_What you will do_
Within the records below, find each line that holds the string "Extract", then copy it.

────────────────────────────────────────

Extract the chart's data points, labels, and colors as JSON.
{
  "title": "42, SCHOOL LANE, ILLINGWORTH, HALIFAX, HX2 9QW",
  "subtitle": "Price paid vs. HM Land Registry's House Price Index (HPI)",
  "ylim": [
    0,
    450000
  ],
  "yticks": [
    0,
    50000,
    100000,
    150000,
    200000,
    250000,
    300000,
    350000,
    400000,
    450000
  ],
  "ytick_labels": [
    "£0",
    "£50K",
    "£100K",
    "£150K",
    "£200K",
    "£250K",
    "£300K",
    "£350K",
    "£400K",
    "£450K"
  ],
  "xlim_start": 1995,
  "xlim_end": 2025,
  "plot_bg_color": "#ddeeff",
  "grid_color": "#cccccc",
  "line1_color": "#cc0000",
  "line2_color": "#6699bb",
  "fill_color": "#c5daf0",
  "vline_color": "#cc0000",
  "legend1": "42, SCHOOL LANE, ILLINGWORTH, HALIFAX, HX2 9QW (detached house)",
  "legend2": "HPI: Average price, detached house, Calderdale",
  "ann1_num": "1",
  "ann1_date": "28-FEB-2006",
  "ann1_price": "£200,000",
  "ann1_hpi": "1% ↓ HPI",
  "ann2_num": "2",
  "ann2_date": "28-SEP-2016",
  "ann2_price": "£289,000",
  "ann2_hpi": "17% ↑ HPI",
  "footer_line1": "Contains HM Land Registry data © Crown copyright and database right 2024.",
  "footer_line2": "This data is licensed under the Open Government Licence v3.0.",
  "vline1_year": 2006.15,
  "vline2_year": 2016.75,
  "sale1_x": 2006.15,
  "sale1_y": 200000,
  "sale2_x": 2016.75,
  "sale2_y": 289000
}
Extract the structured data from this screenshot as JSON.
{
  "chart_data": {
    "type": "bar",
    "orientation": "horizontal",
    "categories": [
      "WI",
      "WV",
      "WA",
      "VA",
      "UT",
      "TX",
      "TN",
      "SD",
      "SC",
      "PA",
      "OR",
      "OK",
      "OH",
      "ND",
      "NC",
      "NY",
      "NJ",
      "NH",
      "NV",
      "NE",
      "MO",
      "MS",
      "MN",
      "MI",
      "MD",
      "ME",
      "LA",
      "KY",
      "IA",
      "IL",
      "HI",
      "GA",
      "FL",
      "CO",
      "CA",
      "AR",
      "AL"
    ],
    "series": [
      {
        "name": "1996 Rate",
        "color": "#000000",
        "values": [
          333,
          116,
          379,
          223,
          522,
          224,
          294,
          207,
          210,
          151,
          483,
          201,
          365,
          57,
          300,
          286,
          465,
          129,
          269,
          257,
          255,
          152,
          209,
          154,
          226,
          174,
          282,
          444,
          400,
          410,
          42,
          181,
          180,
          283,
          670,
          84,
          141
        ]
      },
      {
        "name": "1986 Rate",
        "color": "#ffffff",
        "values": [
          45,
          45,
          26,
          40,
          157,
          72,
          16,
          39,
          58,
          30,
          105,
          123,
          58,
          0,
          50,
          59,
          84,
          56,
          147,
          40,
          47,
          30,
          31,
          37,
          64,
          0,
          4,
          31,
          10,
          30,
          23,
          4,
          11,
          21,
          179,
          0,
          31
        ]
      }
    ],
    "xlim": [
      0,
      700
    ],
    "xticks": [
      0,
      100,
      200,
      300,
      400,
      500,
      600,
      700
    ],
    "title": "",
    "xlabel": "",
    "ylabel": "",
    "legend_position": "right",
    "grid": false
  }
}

────────────────────────────────────────

_Exercise result_
Extract the chart's data points, labels, and colors as JSON.
Extract the structured data from this screenshot as JSON.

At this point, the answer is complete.